MATERIAL FOR THIS TASK
[BEGIN]

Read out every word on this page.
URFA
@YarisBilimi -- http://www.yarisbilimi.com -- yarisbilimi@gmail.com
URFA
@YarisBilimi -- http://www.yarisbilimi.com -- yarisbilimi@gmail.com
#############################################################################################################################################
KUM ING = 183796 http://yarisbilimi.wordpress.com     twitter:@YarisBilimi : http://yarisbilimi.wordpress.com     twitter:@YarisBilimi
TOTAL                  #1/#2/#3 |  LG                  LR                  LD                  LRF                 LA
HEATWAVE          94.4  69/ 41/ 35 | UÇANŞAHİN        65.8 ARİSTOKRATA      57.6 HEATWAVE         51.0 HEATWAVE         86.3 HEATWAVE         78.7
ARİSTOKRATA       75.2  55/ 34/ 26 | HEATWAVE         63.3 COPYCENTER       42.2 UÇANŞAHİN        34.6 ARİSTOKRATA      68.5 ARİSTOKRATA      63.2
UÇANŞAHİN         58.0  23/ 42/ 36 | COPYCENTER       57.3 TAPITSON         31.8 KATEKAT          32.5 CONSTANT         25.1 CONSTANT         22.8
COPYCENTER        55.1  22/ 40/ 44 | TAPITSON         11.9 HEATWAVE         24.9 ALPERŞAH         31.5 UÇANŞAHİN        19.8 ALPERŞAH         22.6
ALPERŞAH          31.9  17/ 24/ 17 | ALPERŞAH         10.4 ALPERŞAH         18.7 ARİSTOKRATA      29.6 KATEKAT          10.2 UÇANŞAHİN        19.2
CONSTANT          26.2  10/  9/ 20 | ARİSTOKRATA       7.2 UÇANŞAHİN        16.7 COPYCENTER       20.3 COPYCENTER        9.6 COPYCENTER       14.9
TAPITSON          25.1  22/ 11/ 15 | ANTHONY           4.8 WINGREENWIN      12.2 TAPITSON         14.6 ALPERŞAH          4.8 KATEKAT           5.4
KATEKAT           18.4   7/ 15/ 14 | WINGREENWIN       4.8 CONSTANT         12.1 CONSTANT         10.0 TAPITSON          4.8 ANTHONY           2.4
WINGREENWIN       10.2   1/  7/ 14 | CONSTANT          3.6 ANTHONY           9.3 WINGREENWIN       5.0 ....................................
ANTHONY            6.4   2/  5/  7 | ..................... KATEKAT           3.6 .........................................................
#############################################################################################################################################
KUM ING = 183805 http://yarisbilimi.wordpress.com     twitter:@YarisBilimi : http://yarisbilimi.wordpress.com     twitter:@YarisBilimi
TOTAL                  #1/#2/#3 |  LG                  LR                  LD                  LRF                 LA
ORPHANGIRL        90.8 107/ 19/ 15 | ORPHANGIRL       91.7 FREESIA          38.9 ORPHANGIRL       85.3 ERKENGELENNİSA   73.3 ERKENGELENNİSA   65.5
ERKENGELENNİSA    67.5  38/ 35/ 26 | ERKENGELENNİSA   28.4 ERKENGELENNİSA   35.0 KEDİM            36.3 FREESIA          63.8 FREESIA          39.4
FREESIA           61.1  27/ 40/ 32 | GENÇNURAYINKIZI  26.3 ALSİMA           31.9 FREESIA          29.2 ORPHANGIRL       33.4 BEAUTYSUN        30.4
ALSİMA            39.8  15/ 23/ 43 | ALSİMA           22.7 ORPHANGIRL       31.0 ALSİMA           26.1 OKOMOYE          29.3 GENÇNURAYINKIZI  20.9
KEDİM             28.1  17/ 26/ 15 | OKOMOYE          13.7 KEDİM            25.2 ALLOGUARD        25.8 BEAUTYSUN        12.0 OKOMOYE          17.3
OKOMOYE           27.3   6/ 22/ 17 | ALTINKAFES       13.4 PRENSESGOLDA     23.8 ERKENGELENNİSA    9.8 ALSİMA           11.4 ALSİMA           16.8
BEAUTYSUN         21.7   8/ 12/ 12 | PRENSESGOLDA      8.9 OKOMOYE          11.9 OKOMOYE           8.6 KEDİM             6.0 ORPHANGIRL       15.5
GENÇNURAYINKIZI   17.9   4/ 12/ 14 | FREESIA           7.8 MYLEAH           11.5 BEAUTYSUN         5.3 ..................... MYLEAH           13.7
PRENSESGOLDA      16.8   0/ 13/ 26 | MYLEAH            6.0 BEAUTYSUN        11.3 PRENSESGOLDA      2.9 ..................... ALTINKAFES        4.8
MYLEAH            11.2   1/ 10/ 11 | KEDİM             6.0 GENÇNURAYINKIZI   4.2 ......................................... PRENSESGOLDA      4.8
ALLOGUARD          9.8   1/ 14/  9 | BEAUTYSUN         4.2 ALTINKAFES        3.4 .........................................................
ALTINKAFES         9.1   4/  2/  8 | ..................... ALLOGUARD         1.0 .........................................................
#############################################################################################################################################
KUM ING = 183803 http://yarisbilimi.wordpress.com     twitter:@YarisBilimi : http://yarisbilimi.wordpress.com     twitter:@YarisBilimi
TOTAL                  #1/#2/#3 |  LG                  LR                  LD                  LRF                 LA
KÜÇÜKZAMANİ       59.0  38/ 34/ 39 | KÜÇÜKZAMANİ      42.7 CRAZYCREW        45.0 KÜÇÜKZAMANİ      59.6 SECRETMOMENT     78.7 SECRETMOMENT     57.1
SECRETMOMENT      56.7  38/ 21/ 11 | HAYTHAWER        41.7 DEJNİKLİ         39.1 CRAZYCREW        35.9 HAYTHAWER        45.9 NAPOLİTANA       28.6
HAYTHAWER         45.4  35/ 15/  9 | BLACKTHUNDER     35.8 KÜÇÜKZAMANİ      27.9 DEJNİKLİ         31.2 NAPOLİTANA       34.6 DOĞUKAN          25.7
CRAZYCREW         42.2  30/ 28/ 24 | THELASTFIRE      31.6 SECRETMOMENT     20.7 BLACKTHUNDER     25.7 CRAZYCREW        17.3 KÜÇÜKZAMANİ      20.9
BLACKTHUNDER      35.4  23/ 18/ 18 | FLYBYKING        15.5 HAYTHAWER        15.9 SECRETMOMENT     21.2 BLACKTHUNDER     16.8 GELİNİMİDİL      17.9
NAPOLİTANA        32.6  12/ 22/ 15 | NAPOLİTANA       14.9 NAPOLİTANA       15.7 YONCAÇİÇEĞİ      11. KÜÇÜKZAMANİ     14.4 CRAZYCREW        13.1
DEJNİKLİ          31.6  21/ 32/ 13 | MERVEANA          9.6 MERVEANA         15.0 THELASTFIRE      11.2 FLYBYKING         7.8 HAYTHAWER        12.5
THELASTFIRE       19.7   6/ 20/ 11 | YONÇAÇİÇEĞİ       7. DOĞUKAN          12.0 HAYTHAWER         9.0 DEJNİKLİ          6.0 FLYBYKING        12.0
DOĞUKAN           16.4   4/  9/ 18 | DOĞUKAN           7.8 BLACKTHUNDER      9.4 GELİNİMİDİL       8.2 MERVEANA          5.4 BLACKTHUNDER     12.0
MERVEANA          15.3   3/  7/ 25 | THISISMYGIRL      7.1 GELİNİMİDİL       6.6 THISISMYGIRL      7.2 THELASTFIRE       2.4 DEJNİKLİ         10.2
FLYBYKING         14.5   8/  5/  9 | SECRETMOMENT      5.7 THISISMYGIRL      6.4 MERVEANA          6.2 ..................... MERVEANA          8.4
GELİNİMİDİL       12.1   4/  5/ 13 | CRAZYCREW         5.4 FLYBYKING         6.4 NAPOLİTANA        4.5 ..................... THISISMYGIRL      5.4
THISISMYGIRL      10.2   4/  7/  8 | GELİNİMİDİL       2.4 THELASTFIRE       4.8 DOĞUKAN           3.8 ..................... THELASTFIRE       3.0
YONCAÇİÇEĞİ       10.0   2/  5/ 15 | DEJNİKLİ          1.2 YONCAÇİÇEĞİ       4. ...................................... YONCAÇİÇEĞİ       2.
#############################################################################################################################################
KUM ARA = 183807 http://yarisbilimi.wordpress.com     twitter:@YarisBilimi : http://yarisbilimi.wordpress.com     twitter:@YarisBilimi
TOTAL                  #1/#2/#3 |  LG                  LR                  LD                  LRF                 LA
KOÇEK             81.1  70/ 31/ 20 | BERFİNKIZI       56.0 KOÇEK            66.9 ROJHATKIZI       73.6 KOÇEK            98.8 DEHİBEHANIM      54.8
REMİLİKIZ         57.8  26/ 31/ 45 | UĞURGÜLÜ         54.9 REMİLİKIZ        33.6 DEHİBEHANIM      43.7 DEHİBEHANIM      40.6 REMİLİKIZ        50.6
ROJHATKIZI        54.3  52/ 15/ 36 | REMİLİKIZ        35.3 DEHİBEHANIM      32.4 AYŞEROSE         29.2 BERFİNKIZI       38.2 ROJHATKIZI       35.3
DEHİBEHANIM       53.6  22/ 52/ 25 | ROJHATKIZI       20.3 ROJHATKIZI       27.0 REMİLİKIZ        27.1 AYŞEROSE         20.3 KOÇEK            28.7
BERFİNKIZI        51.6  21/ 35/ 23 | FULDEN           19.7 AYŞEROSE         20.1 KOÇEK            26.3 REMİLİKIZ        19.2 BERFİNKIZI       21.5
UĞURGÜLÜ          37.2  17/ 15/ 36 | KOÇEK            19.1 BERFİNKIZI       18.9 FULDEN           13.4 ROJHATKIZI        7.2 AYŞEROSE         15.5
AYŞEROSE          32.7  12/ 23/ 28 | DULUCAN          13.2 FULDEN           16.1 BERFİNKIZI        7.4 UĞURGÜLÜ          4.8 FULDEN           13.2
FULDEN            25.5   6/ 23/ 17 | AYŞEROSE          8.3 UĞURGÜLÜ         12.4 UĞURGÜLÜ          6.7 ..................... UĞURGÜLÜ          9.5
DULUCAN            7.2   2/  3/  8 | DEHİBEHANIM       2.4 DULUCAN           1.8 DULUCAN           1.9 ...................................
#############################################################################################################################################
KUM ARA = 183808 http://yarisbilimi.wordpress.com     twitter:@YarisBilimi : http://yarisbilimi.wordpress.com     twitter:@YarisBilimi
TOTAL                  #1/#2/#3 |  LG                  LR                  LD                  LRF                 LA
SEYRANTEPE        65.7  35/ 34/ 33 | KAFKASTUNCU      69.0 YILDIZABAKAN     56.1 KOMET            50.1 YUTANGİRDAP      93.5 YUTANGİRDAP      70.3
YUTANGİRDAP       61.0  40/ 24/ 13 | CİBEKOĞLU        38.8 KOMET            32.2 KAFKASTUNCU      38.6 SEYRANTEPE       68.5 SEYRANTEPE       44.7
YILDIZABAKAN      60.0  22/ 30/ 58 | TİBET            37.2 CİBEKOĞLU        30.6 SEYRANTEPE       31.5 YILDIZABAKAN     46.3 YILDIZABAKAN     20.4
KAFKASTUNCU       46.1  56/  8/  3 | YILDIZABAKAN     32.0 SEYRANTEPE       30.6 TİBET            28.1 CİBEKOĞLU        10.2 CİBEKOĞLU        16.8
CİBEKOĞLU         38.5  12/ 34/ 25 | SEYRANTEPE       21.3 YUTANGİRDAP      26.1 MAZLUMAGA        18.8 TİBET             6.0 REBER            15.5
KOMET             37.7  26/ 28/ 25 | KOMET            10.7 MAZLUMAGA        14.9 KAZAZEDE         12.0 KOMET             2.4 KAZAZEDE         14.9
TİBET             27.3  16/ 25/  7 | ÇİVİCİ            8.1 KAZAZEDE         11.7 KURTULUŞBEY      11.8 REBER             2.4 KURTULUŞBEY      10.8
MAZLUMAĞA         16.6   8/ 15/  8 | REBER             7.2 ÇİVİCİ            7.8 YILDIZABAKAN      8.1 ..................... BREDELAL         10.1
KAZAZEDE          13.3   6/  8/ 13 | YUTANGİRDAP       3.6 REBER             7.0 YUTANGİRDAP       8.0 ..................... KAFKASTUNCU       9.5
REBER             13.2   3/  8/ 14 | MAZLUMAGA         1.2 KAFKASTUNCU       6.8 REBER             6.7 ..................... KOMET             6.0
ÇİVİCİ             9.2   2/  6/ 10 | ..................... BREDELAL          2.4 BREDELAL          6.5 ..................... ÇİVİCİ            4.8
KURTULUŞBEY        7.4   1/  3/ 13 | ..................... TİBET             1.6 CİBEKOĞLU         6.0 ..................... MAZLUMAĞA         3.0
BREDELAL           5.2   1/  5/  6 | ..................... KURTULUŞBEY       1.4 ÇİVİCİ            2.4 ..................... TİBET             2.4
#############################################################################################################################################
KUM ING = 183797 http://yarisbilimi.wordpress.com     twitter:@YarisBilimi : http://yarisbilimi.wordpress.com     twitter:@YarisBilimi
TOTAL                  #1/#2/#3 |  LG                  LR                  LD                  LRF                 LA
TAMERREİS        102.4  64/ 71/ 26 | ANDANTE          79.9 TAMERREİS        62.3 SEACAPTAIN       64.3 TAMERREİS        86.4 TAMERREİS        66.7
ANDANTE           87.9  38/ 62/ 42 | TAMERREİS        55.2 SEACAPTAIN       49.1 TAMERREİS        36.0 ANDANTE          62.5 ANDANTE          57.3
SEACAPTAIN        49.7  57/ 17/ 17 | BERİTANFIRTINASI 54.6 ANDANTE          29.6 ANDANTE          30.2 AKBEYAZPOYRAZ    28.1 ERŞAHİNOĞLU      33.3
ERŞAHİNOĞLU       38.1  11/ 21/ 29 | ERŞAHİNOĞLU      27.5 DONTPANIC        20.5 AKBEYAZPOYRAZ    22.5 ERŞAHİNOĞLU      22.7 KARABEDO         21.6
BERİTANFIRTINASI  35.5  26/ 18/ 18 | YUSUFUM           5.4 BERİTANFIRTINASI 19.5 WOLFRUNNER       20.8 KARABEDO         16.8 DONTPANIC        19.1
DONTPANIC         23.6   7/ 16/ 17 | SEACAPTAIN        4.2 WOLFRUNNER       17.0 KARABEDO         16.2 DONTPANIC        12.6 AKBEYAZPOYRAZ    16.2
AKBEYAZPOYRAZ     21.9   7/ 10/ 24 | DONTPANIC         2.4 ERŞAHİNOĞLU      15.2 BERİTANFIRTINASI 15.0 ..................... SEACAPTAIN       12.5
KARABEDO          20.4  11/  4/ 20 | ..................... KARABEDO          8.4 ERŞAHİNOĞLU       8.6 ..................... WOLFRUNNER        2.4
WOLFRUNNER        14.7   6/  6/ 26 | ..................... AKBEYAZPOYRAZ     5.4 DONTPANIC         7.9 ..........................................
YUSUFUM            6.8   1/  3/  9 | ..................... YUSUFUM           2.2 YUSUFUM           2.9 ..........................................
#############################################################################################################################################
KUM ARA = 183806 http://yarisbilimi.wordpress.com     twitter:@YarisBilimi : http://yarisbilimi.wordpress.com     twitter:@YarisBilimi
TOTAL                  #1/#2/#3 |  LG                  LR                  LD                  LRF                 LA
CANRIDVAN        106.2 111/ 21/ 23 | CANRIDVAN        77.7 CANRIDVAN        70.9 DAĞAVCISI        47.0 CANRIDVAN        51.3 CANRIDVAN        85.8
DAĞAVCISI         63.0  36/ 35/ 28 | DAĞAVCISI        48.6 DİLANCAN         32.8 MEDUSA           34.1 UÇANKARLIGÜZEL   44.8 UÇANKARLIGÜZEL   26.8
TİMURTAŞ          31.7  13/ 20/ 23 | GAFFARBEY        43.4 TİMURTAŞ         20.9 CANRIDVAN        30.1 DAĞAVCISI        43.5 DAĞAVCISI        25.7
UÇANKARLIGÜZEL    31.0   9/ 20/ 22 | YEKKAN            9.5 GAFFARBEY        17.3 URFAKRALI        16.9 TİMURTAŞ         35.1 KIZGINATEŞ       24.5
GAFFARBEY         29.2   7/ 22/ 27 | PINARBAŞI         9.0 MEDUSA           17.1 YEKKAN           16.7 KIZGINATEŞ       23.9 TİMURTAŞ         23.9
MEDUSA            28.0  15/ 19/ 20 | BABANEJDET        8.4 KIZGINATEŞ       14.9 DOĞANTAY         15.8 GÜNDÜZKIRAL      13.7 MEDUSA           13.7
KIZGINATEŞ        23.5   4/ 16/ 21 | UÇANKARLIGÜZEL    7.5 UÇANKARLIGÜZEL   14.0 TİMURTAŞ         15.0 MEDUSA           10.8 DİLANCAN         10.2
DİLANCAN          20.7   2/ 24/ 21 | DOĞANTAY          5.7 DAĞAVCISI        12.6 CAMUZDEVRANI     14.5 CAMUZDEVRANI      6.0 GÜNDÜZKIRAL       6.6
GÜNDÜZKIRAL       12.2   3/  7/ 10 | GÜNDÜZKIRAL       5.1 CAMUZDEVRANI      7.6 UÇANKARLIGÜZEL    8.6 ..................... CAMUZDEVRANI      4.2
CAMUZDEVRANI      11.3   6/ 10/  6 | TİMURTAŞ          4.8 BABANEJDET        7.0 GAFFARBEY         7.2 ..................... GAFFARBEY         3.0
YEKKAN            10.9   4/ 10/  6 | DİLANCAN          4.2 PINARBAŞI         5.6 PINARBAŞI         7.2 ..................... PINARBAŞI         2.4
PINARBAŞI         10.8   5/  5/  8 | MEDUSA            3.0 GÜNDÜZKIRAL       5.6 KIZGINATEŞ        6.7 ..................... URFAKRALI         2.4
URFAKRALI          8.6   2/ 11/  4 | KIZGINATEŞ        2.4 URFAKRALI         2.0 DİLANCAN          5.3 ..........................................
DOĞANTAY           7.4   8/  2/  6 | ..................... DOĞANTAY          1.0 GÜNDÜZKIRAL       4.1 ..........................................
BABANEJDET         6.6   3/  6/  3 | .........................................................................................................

[END]

WHAT IS REQUIRED
Report how many lines of the records above contain the word "ALSİMA", giving only the number.

ANSWER TO THIS EXERCISE
3